EXERCISE DETAILS:
Every line holding the word "полиции" counts once. Give the total, nothing more.

(Recorded data)
>> Begin
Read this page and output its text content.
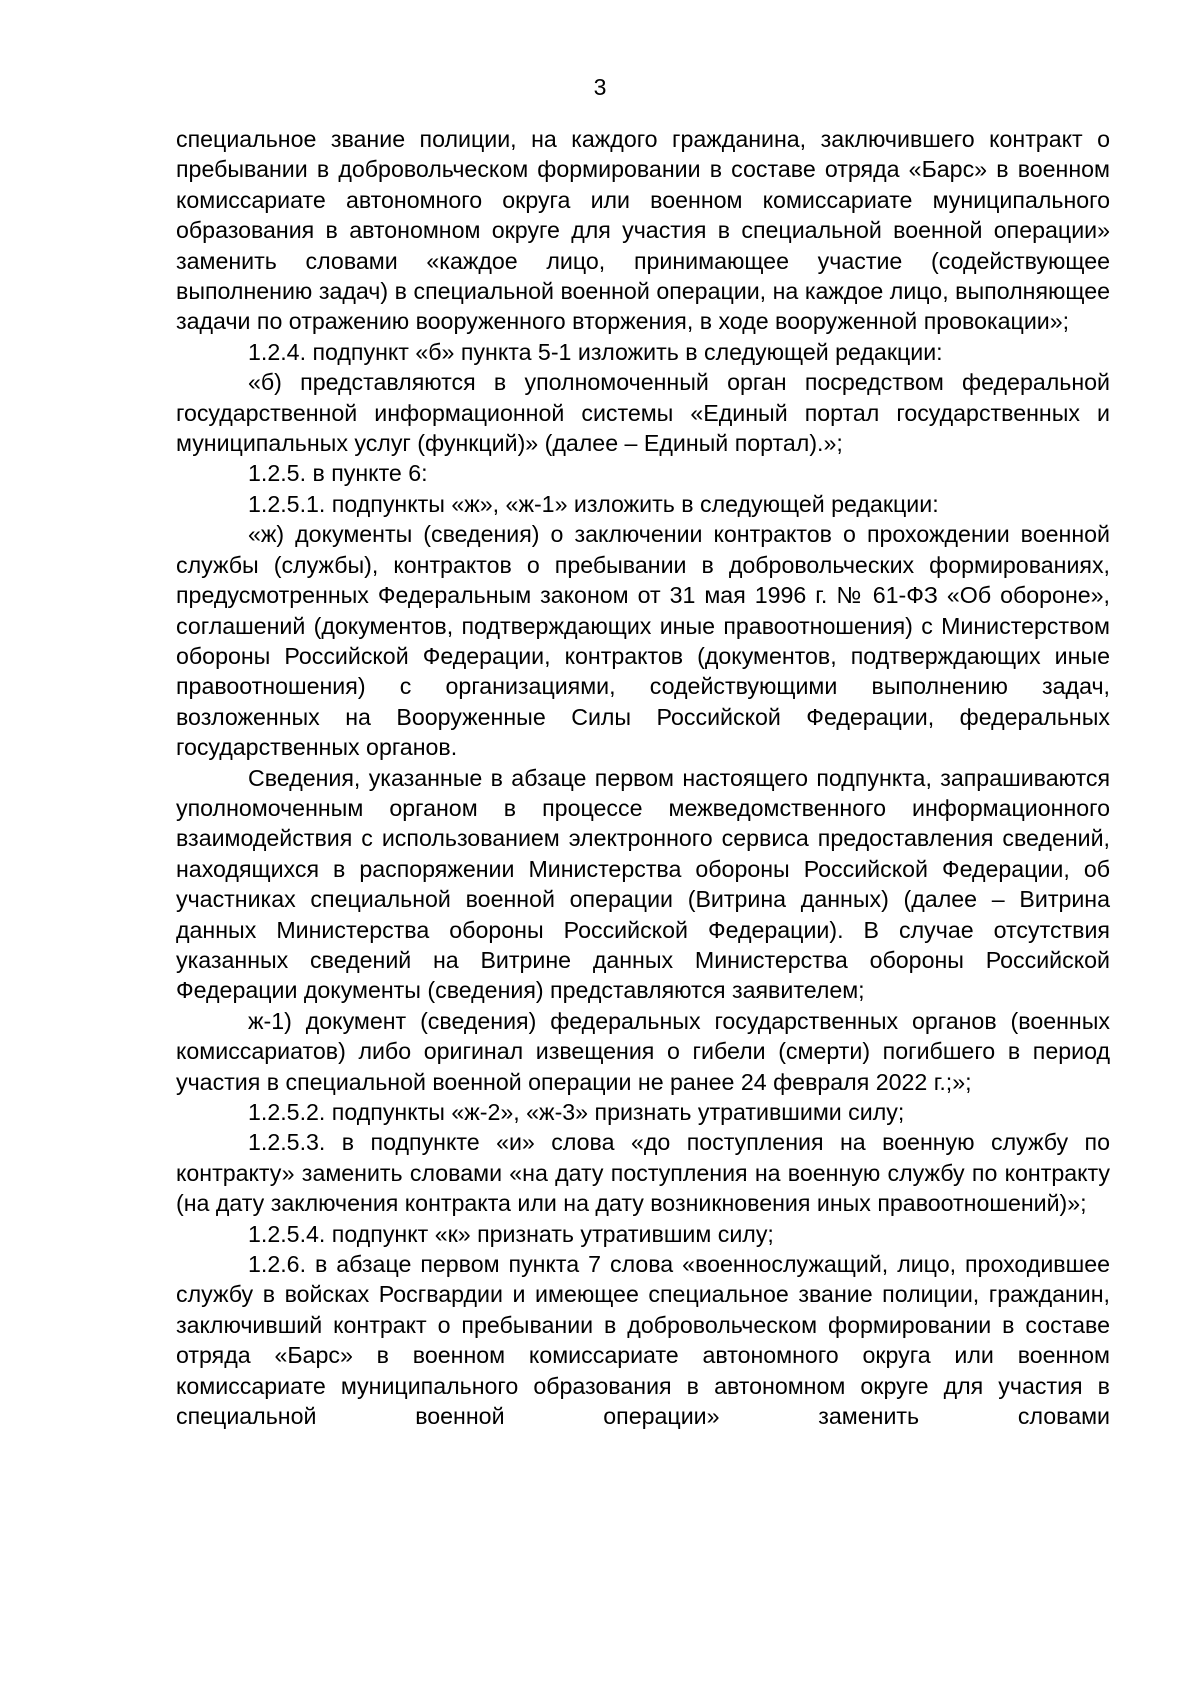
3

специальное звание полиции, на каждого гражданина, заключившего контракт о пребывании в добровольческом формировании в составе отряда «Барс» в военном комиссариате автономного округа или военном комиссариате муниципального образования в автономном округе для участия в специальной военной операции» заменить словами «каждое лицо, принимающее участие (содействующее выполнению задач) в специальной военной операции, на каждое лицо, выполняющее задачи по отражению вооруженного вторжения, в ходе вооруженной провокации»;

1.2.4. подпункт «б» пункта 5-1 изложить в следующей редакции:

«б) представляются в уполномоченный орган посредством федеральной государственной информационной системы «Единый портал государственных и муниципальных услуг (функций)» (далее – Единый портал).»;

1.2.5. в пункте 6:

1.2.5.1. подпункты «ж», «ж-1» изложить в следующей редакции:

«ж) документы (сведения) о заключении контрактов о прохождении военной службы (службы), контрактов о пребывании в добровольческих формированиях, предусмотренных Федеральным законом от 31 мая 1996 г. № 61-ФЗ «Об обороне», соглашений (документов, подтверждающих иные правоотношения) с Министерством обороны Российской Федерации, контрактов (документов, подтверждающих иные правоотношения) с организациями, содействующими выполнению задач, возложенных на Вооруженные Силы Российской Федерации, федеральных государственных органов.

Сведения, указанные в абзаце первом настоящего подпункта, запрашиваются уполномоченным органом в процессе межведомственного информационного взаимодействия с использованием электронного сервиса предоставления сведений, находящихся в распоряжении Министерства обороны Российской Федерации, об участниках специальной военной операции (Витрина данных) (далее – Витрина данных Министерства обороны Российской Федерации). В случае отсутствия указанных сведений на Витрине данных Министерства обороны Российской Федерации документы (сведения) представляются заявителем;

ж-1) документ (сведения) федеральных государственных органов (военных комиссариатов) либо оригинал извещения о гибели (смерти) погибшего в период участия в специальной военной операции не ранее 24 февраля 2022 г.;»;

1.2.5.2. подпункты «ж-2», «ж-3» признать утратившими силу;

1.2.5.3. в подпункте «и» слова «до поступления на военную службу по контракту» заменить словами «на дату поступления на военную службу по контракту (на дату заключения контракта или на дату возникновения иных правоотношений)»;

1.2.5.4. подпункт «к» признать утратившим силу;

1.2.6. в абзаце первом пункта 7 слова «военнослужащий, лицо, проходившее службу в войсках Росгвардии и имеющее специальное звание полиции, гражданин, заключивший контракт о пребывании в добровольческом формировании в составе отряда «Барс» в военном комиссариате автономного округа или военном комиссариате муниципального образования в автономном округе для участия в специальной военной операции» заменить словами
>> End
>> Begin
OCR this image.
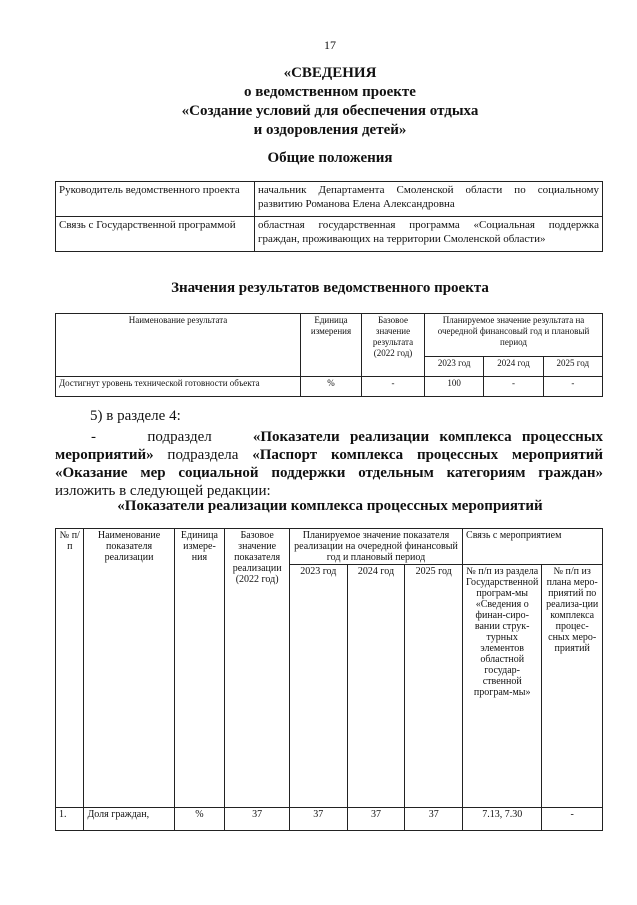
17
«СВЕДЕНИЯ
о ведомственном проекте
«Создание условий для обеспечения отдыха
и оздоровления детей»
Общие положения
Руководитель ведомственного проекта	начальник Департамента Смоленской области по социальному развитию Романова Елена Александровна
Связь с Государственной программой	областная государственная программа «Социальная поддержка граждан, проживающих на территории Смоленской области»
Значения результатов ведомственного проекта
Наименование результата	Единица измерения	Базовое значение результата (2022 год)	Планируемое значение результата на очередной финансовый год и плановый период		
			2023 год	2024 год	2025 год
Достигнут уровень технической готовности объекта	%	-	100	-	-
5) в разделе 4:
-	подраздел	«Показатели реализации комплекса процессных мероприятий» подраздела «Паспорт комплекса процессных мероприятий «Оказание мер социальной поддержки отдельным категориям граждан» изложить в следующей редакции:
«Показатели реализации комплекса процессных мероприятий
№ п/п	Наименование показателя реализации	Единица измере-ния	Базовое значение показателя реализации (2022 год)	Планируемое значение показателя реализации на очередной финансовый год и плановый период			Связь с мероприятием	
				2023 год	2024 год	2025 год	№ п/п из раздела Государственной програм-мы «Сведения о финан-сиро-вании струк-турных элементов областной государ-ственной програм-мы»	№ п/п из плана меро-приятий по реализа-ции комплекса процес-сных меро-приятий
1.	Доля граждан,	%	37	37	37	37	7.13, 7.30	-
>> End
RIGHT ANSWER:
2